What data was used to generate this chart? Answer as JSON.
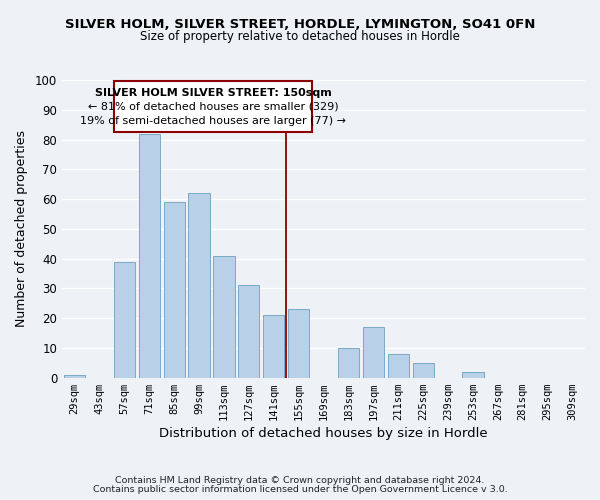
{
  "title": "SILVER HOLM, SILVER STREET, HORDLE, LYMINGTON, SO41 0FN",
  "subtitle": "Size of property relative to detached houses in Hordle",
  "xlabel": "Distribution of detached houses by size in Hordle",
  "ylabel": "Number of detached properties",
  "bar_color": "#b8d0e8",
  "bar_edge_color": "#7aaac8",
  "categories": [
    "29sqm",
    "43sqm",
    "57sqm",
    "71sqm",
    "85sqm",
    "99sqm",
    "113sqm",
    "127sqm",
    "141sqm",
    "155sqm",
    "169sqm",
    "183sqm",
    "197sqm",
    "211sqm",
    "225sqm",
    "239sqm",
    "253sqm",
    "267sqm",
    "281sqm",
    "295sqm",
    "309sqm"
  ],
  "values": [
    1,
    0,
    39,
    82,
    59,
    62,
    41,
    31,
    21,
    23,
    0,
    10,
    17,
    8,
    5,
    0,
    2,
    0,
    0,
    0,
    0
  ],
  "ylim": [
    0,
    100
  ],
  "yticks": [
    0,
    10,
    20,
    30,
    40,
    50,
    60,
    70,
    80,
    90,
    100
  ],
  "annotation_title": "SILVER HOLM SILVER STREET: 150sqm",
  "annotation_line1": "← 81% of detached houses are smaller (329)",
  "annotation_line2": "19% of semi-detached houses are larger (77) →",
  "vline_color": "#8b0000",
  "footer_line1": "Contains HM Land Registry data © Crown copyright and database right 2024.",
  "footer_line2": "Contains public sector information licensed under the Open Government Licence v 3.0.",
  "background_color": "#eef2f7",
  "plot_bg_color": "#eef2f7",
  "grid_color": "#ffffff"
}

Your goal: Report how many lines in the listing above include the word "HOLM". Give nothing but the number.

Full response: 2